** begin SUPPLIED RECORDS **
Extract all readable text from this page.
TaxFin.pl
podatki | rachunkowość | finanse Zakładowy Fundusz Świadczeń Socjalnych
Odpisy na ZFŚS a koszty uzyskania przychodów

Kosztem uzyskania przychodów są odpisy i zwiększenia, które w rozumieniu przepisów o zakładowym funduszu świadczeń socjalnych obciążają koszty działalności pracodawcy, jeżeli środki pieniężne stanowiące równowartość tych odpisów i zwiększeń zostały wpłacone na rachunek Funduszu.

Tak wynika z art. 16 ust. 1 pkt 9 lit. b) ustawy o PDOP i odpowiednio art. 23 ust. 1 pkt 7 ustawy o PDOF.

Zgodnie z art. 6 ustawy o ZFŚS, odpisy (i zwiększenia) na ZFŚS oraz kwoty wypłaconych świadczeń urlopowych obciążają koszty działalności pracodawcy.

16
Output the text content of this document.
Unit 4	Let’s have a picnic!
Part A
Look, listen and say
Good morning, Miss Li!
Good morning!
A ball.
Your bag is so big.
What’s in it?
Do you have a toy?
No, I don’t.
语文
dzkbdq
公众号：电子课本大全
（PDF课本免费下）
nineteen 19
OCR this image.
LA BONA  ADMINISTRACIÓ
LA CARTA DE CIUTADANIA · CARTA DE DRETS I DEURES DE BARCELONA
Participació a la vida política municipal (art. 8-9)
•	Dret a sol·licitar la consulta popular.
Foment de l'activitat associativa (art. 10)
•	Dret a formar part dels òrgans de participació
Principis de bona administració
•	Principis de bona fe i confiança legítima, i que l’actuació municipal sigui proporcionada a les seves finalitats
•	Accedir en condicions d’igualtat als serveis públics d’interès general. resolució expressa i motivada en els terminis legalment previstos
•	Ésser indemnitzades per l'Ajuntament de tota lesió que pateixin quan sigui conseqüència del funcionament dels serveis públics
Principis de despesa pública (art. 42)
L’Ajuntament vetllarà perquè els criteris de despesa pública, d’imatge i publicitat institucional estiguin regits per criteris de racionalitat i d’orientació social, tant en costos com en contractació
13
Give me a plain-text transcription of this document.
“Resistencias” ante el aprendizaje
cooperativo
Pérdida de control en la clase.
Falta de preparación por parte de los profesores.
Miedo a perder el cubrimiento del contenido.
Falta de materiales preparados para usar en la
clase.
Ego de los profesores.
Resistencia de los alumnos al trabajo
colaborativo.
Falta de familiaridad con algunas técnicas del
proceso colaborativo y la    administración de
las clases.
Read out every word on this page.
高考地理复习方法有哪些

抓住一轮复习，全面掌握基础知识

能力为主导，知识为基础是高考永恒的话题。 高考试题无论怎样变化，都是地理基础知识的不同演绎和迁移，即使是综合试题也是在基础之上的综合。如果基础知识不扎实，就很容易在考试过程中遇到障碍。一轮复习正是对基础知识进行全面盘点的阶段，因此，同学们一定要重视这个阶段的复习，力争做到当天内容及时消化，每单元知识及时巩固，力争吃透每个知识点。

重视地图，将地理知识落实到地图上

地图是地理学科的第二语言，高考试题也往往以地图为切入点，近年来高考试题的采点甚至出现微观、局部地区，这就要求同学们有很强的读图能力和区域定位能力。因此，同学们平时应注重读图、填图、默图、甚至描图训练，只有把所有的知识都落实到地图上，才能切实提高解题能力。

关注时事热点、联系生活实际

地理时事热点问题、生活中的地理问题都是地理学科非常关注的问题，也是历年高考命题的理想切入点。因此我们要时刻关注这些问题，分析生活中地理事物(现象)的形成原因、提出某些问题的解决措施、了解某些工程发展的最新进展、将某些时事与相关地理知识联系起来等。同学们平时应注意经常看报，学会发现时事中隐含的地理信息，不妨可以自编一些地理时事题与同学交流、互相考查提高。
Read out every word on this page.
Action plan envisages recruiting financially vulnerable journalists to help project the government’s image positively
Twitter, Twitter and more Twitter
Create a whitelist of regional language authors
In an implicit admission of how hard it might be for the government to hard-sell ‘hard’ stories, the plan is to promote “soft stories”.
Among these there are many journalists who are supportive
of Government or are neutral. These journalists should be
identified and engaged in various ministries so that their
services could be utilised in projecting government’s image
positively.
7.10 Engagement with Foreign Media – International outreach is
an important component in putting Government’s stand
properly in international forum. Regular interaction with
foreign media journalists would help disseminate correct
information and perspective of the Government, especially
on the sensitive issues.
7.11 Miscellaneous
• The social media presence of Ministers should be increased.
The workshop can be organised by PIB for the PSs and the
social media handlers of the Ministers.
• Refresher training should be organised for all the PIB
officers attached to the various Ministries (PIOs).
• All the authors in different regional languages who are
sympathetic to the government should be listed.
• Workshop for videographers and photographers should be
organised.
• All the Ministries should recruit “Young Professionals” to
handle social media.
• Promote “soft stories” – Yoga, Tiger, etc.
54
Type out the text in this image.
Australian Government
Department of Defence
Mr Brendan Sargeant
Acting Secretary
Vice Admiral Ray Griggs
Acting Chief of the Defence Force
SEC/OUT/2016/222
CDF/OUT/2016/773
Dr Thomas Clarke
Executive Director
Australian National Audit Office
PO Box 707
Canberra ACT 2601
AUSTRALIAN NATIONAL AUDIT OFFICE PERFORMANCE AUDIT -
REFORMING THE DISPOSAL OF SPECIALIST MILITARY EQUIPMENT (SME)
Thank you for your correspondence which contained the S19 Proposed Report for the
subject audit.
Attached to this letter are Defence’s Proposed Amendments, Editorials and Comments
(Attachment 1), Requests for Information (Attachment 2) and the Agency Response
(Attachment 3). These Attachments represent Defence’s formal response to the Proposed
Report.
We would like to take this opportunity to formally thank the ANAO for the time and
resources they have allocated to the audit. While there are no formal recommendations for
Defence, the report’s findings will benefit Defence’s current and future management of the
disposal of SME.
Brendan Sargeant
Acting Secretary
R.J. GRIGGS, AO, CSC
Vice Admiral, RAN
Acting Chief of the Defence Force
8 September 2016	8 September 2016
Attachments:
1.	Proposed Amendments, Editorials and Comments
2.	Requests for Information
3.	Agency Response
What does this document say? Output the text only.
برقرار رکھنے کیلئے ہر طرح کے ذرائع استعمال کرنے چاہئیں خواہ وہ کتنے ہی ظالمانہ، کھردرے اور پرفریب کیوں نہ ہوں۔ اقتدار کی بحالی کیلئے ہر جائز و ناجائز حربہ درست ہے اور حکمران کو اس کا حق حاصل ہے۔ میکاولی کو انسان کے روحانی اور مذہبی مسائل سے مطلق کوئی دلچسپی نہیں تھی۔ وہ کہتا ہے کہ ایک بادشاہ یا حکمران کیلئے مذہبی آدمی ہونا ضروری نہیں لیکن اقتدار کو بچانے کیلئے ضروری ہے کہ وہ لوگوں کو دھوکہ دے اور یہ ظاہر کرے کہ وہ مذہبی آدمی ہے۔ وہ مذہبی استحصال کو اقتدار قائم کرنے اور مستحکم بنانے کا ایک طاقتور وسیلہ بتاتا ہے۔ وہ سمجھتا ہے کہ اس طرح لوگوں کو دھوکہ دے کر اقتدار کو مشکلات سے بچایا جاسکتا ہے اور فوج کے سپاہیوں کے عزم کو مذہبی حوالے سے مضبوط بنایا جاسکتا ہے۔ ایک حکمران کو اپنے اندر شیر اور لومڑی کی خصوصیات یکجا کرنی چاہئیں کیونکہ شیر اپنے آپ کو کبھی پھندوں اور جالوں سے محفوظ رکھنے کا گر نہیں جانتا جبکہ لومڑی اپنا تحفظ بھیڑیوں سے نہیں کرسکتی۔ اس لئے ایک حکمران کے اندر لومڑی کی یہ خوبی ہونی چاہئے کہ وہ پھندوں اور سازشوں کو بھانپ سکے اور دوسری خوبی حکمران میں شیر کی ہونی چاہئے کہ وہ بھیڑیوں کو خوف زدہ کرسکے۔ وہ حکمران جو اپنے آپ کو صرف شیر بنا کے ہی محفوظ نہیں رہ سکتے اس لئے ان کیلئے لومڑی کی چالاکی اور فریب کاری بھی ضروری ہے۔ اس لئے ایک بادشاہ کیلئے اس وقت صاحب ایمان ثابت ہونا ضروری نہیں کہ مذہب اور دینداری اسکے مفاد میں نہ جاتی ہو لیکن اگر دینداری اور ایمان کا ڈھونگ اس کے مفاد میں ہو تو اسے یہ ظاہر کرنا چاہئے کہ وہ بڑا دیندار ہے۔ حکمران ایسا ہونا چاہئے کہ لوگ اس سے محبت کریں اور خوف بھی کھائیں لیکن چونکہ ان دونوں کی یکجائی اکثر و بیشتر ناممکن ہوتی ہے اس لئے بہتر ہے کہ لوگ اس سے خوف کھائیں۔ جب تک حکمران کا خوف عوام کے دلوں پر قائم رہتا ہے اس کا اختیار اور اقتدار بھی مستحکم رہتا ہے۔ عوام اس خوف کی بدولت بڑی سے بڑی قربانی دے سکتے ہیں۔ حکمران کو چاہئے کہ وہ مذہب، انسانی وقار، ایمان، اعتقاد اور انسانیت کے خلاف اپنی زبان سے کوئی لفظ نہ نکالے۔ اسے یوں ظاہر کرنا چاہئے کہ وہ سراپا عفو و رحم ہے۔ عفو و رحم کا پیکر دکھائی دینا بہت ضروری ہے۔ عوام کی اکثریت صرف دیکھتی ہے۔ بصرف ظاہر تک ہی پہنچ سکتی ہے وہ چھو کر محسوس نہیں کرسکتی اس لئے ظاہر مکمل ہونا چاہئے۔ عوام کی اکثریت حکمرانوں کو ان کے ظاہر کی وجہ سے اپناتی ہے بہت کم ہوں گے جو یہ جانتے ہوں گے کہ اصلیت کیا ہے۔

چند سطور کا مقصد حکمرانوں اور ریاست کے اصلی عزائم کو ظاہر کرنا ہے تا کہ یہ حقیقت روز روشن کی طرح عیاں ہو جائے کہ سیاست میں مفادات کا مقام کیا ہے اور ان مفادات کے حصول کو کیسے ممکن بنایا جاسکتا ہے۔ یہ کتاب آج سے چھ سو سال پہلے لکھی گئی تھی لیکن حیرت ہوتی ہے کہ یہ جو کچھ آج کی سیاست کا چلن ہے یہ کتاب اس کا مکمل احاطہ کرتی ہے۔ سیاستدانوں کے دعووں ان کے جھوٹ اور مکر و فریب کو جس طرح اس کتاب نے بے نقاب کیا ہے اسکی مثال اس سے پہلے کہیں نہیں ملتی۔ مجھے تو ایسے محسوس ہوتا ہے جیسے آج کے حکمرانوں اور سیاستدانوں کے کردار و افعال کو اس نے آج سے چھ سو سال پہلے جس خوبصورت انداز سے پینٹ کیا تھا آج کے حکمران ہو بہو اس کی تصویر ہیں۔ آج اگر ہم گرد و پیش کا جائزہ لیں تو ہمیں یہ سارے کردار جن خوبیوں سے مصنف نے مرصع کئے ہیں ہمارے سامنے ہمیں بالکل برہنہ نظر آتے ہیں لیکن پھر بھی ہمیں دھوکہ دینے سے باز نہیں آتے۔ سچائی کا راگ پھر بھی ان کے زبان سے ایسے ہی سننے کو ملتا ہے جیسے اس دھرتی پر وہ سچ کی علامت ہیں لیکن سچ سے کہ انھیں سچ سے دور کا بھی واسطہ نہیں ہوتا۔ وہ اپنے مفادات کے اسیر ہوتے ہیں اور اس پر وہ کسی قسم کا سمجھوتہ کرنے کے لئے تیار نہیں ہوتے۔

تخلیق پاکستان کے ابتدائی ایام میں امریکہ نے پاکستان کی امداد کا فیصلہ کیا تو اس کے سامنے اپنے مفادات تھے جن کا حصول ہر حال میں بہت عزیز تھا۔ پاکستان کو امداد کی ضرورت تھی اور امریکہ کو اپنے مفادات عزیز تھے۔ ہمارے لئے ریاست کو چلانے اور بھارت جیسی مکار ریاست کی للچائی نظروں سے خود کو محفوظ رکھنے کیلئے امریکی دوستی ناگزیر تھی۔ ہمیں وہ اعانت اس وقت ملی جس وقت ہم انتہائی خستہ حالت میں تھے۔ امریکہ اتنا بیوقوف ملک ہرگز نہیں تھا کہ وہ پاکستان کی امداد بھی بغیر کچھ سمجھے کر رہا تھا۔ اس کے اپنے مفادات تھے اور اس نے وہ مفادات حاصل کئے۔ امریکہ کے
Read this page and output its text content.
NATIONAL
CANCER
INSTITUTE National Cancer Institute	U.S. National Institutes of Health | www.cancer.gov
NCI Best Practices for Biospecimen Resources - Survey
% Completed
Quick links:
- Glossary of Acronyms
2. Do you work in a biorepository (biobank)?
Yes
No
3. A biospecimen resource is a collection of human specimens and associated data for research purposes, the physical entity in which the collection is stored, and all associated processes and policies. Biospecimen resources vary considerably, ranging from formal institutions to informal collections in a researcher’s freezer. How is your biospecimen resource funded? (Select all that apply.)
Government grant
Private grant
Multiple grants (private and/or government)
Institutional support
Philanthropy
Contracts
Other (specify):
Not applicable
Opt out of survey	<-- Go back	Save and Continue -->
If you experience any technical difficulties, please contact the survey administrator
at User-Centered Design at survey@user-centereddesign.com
** end SUPPLIED RECORDS **
● STATED EXERCISE
Copy out every line from the records that has the word "there".

● TASK ANSWER
Among these there are many journalists who are supportive
resources they have allocated to the audit. While there are no formal recommendations for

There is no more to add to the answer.